> _Short exercise_: A verbatim copy of the records is required, with all pictures left out.

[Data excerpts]
- - - - - - -
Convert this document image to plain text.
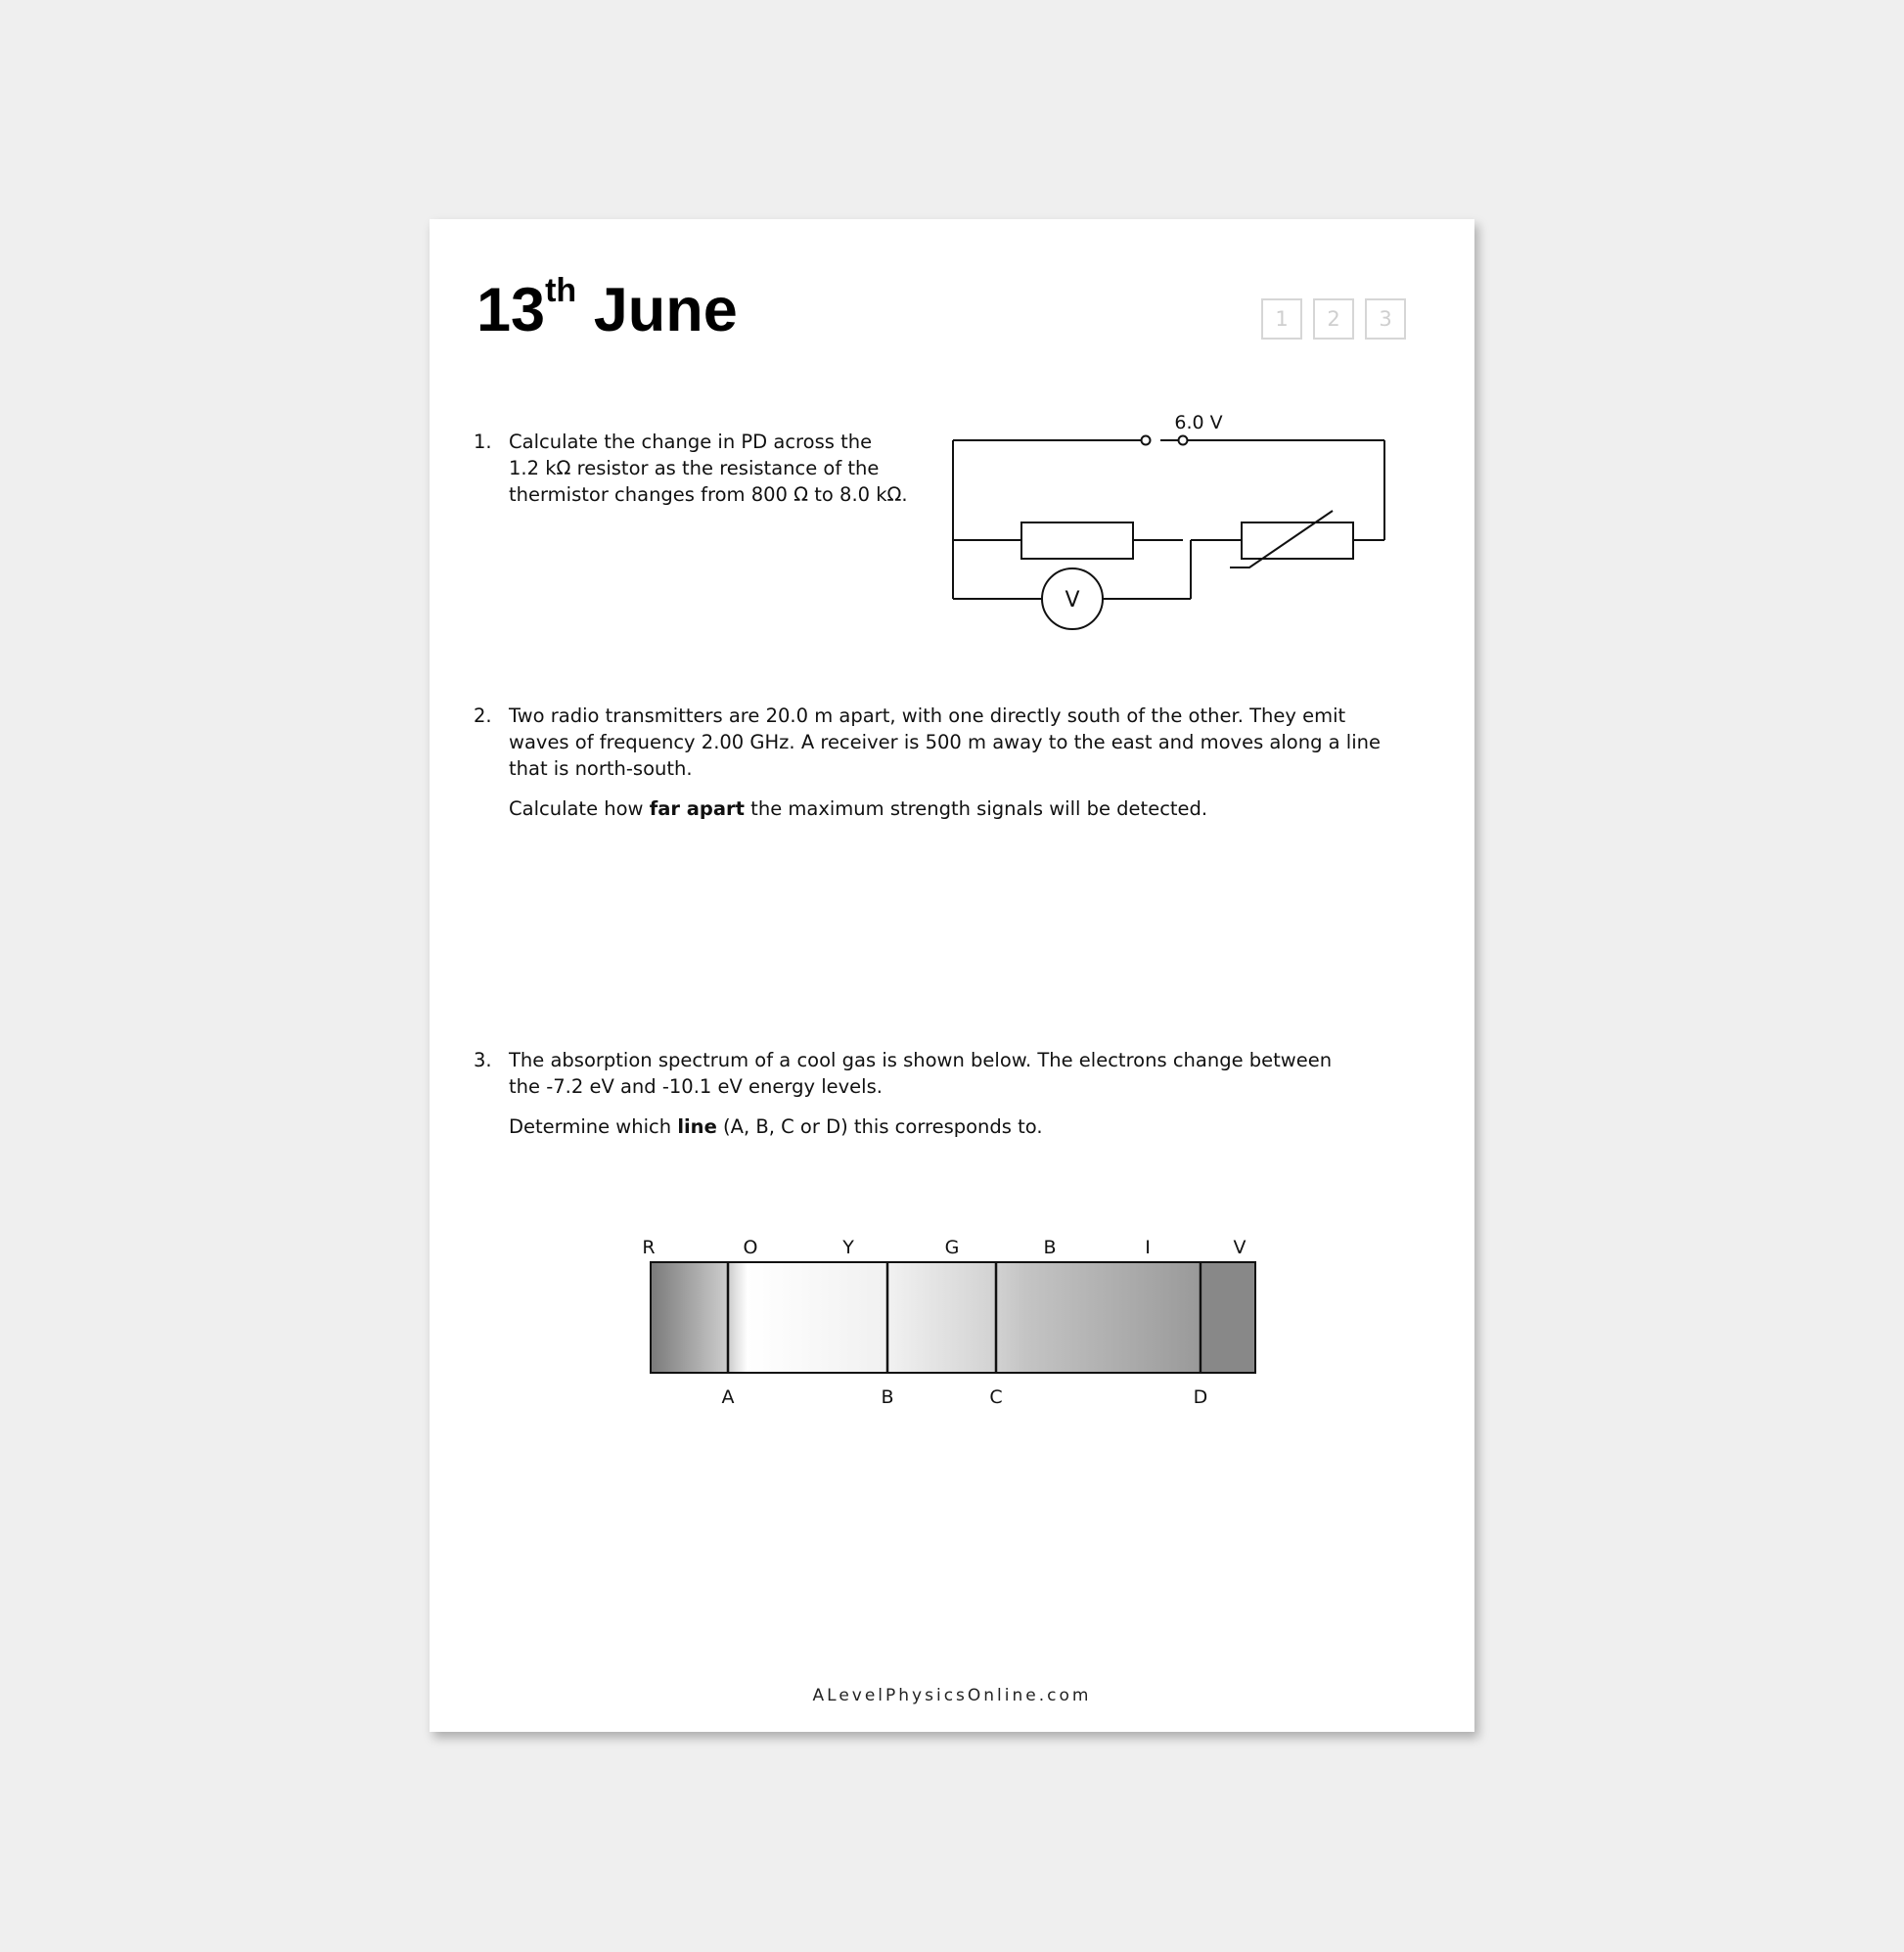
13th June	1	2	3
1. Calculate the change in PD across the

1.2 kΩ resistor as the resistance of the

thermistor changes from 800 Ω to 8.0 kΩ.

6.0 V
V
2. Two radio transmitters are 20.0 m apart, with one directly south of the other. They emit

waves of frequency 2.00 GHz. A receiver is 500 m away to the east and moves along a line

that is north-south.

Calculate how far apart the maximum strength signals will be detected.

3. The absorption spectrum of a cool gas is shown below. The electrons change between

the -7.2 eV and -10.1 eV energy levels.

Determine which line (A, B, C or D) this corresponds to.

R	O	Y	G	B	I	V
A	B	C	D
ALevelPhysicsOnline.com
- - - - - - -
> _Full solution_:
Convert this document image to plain text.
13th June	1	2	3
1. Calculate the change in PD across the

1.2 kΩ resistor as the resistance of the

thermistor changes from 800 Ω to 8.0 kΩ.

6.0 V
V
2. Two radio transmitters are 20.0 m apart, with one directly south of the other. They emit

waves of frequency 2.00 GHz. A receiver is 500 m away to the east and moves along a line

that is north-south.

Calculate how far apart the maximum strength signals will be detected.

3. The absorption spectrum of a cool gas is shown below. The electrons change between

the -7.2 eV and -10.1 eV energy levels.

Determine which line (A, B, C or D) this corresponds to.

R	O	Y	G	B	I	V
A	B	C	D
ALevelPhysicsOnline.com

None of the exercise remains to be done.